:: SET PROBLEM A ::
Reproduce, unchanged, everything in the records from the line containing "Enumerate the UI" down to the line containing "legend-item: Land (Nadir&Glint)", both of those lines included.
───── TEXT BLOCK ─────
P11 (7->9) Rephrase. Also, this sentence seems to indicate that GeoSPARQL-Jena is not yet fully compliant w.r.t. that aspect.

Section 5.2 (or earlier) could look into prior efforts in converting GML such as [11] and the GeoKnow project.

Section 5.3. Reference to Java Measure API is missing.

Section 5.4. is interesting. Indeed, in the spec two points with the same coordinates are not equals as the dim(boundary(p1) intersects boundary(p2)) = dim ({}) = -1. Most systems do indeed relax the requirement, but one can argue that systems then become less GeoSPARQL compliant.

Section 5.4. Intersection is equivalent to within + contains, not the combination of (though it can be implemented as such).

Section 5.5. I cannot find the contradiction the authors are referring to. Requirement 5 is not related to the getSRID function. Requirement 20 and its documentation just defines geof:getSRID to be a function going from literals to URIs identifying SRID. GeoSPARQL adopts Simple Features might use integers to identify coordinate systems, but in GeoSPARQL they are identified with URIs. I’m not sure where the problem would arise as getSRID is defined in the geof namespace. Could the authors please elaborate and exemplify?

Section 6. The introduction gives the impression GeoSPARQL-Jena will be compared against other systems, but 6.1 is about GeoSPARQL-Jena. As mentioned, the paper would benefit from a comparison with Oracle Spatial and Graph.

Section 6.1 Hyphen missing from GeoSPARQL-Jena.
Section 6.1 How was the dataset generated, and can it be made available?

P12 (27-R) Use of “likely” would require further investigation, maybe as future work.
P12 (38-R) What do you mean by “empty points”?
P13 (36-L) What was the limitation to RAM?

Section 6.2 Misses details of type of RAM and mention that the HD was an SSD disk. What are the JVM settings.

P13 (35-R) “RDFS inferencing rules were enabled” Please state for readers whether these are stored.

P14 (17-L) Why 5 iterations each? Were there outliers? If possible, try running those at least 10 times and check whether there are outliers. The limited number of runs may be an impact on the conclusions you can draw from the means.

Parliament and Strabon provide endpoints, and GeoSPARQL-Jena uses the dataset. Would that provide an explanation of GeoSPARQL-Jena’s speed? Even though all endpoints run locally, there is still an additional HTTP overhead. Some other details are missing from the experimental setup; what were the services that ran; was the desktop disconnected from the network; … In other words: how controlled was the experiment?
───── SUPPLIED INFORMATION ─────
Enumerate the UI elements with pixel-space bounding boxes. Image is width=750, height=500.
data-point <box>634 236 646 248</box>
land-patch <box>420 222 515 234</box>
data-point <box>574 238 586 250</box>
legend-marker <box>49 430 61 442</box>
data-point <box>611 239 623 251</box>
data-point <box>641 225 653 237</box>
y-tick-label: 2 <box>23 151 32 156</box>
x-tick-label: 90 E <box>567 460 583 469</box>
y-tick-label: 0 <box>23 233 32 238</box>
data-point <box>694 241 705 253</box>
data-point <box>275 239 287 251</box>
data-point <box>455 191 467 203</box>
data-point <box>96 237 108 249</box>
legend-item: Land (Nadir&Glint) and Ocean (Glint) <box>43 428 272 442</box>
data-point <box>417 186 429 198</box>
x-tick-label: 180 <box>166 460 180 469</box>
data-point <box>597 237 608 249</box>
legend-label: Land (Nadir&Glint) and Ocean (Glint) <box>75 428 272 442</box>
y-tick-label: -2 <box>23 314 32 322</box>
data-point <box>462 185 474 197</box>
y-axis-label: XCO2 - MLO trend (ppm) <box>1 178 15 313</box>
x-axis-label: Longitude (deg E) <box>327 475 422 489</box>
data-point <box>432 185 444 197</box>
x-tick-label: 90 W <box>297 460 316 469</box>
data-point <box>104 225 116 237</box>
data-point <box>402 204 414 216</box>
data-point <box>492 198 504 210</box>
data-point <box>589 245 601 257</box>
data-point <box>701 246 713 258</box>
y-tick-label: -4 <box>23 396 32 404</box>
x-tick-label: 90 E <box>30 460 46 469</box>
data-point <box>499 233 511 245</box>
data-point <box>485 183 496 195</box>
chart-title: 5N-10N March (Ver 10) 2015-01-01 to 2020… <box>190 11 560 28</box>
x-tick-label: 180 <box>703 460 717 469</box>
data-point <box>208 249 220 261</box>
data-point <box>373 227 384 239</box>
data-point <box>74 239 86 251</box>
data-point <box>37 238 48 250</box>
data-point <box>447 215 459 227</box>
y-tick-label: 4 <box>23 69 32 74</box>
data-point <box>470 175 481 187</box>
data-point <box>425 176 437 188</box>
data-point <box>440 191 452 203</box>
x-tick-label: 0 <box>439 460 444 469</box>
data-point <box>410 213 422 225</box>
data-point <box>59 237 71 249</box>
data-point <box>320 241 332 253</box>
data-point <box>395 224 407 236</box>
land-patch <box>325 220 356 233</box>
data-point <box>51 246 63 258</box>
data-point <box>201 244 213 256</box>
─────
───── SUPPLIED INFORMATION ─────
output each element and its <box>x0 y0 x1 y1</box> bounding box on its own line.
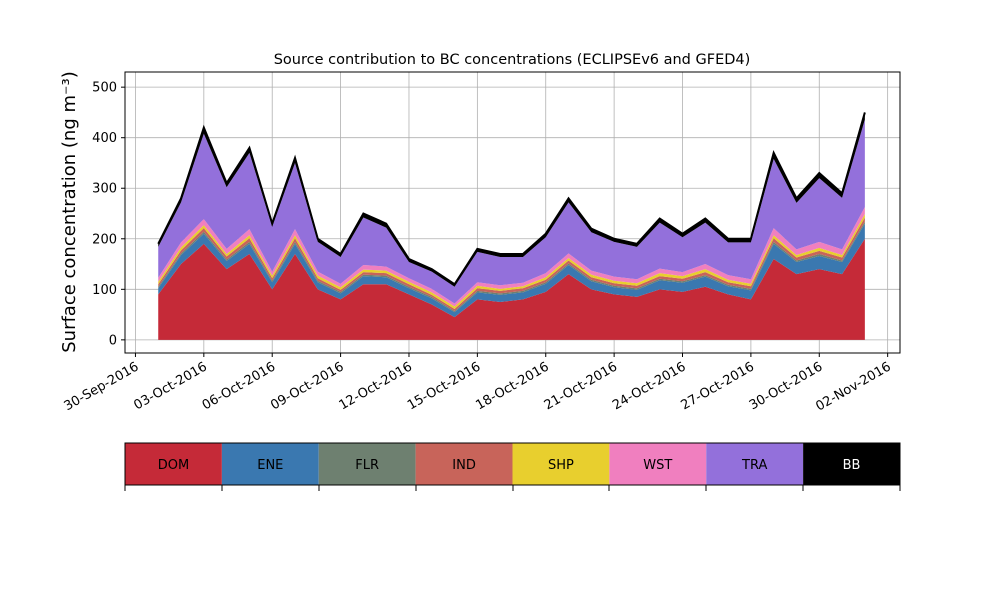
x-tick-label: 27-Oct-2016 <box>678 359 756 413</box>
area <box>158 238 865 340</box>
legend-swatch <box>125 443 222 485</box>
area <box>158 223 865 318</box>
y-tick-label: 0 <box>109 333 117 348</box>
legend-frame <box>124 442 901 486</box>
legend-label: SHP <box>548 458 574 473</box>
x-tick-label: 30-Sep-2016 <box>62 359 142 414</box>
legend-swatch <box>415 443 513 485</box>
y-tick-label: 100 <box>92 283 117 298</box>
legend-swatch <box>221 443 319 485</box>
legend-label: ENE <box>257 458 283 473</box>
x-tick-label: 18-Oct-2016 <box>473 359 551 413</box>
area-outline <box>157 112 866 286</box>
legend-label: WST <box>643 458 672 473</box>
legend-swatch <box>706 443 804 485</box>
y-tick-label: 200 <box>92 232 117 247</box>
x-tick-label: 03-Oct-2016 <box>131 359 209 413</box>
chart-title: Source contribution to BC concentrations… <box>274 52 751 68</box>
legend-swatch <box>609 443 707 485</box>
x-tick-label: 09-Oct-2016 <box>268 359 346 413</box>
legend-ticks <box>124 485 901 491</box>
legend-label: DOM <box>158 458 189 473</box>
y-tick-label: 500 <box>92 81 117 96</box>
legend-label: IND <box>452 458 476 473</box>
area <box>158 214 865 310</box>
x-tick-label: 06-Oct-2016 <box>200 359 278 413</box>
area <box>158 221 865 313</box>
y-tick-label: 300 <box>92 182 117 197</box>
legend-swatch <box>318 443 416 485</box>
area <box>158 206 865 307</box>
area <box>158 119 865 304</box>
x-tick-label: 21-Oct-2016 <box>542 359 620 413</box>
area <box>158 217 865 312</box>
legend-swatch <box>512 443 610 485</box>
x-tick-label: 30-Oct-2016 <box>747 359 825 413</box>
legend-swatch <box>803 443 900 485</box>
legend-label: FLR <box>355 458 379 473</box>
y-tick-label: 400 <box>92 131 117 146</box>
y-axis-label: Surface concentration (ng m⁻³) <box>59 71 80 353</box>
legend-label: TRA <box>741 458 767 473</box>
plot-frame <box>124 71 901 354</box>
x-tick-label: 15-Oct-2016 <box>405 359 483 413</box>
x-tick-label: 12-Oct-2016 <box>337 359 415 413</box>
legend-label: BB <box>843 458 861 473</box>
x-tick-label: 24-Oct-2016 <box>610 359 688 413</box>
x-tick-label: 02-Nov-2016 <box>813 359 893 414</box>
─────
───── SUPPLIED INFORMATION ─────
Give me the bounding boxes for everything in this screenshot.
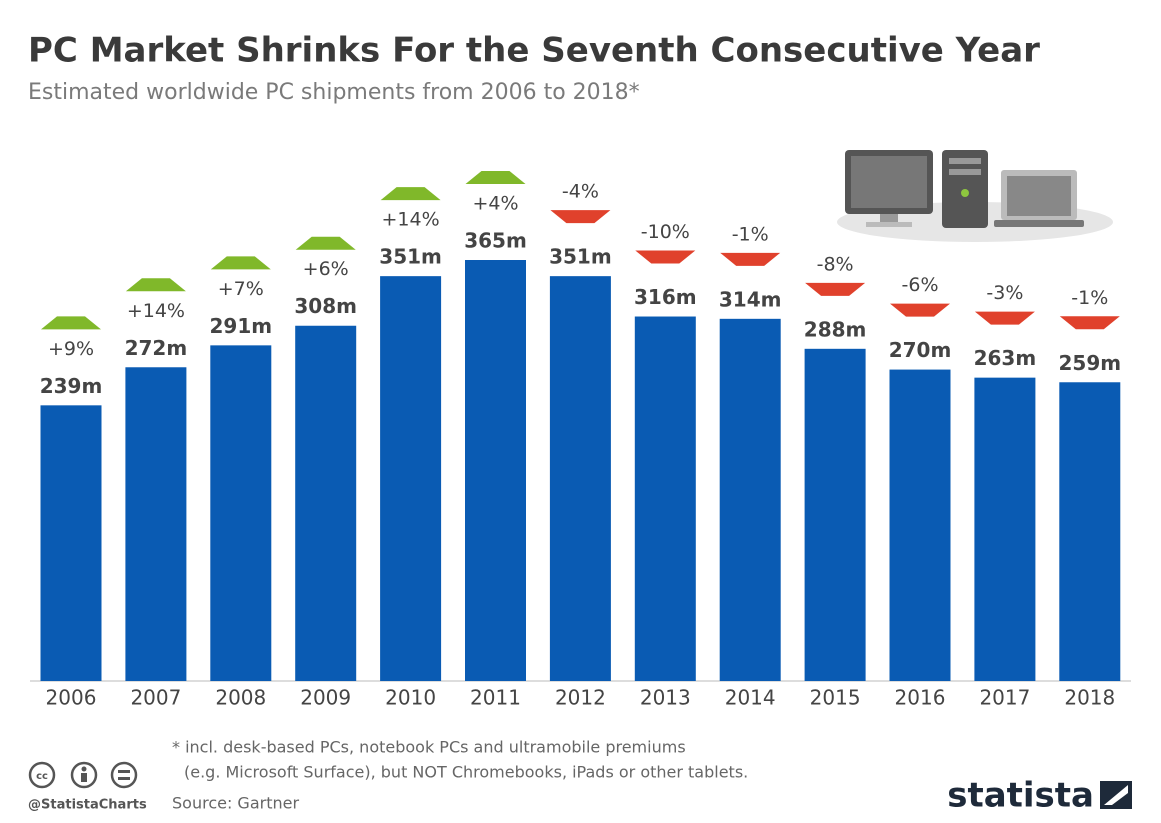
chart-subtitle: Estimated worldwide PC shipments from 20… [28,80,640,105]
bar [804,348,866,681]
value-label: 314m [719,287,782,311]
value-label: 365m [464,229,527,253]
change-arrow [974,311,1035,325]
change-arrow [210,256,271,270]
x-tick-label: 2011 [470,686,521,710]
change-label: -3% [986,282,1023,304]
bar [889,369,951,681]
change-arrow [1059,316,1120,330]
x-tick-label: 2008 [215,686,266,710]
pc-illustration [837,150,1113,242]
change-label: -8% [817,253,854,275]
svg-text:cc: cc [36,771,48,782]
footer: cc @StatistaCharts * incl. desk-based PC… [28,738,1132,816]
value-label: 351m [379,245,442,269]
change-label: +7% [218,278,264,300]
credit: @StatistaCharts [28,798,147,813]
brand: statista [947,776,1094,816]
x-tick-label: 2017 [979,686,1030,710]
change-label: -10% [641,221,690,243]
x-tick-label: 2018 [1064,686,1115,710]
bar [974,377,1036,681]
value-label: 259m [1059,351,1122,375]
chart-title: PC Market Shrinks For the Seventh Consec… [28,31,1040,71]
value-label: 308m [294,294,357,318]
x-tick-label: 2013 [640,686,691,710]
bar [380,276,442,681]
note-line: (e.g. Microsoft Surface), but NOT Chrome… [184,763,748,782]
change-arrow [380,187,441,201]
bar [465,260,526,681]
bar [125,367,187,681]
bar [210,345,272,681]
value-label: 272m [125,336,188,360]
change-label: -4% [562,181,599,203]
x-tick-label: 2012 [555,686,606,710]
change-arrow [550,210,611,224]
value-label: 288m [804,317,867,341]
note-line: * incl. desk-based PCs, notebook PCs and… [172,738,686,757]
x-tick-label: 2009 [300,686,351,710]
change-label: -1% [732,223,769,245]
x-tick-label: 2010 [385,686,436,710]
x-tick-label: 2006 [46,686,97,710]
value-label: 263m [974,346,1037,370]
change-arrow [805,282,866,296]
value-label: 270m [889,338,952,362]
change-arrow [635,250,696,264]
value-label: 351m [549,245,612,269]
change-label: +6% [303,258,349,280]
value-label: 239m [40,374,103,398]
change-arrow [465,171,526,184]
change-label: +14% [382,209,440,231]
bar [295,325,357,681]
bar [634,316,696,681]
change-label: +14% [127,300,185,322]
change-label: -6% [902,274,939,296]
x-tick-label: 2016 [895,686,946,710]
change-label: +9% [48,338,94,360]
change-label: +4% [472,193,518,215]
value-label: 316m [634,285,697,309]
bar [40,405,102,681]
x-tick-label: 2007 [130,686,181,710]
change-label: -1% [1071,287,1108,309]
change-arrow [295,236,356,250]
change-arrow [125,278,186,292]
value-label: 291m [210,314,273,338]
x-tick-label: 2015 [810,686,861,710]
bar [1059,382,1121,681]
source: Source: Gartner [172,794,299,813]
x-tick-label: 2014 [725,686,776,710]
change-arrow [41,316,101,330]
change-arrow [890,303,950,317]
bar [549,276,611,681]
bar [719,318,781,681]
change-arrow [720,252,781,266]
─────
:: SET PROBLEM B ::
According to the review comments, what reference is missing from Section 5.3?

:: WORKED SOLUTION A ::
Enumerate the UI elements with pixel-space bounding boxes. Image is width=750, height=500.
data-point <box>634 236 646 248</box>
land-patch <box>420 222 515 234</box>
data-point <box>574 238 586 250</box>
legend-marker <box>49 430 61 442</box>
data-point <box>611 239 623 251</box>
data-point <box>641 225 653 237</box>
y-tick-label: 2 <box>23 151 32 156</box>
x-tick-label: 90 E <box>567 460 583 469</box>
y-tick-label: 0 <box>23 233 32 238</box>
data-point <box>694 241 705 253</box>
data-point <box>275 239 287 251</box>
data-point <box>455 191 467 203</box>
data-point <box>96 237 108 249</box>
legend-item: Land (Nadir&Glint) and Ocean (Glint) <box>43 428 272 442</box>

:: WORKED SOLUTION B ::
A reference to the Java Measure API.